>> begin

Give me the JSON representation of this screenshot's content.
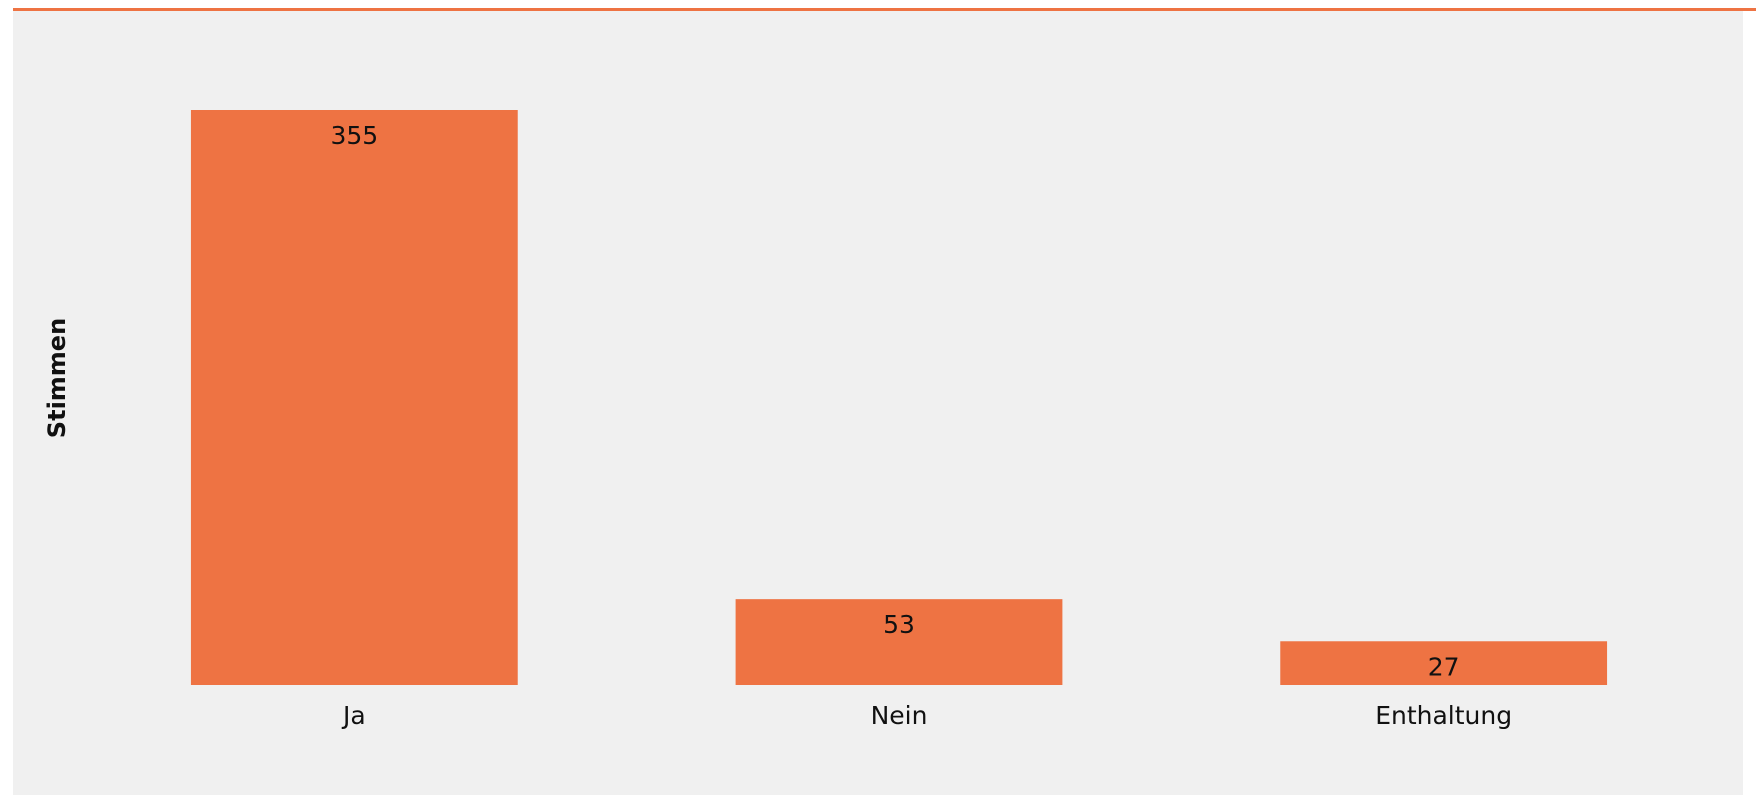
{
  "chart_data": {
    "type": "bar",
    "y_label": "Stimmen",
    "categories": [
      "Ja",
      "Nein",
      "Enthaltung"
    ],
    "values": [
      355,
      53,
      27
    ],
    "color": "#ee7343"
  }
}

>> end

> [WRITTEN REQUEST]: Quote the data above in full and without alteration; skip the pictures.

> [SOLUTION TO THE PROBLEM]:
Give me the JSON representation of this screenshot's content.
{
  "chart_data": {
    "type": "bar",
    "y_label": "Stimmen",
    "categories": [
      "Ja",
      "Nein",
      "Enthaltung"
    ],
    "values": [
      355,
      53,
      27
    ],
    "color": "#ee7343"
  }
}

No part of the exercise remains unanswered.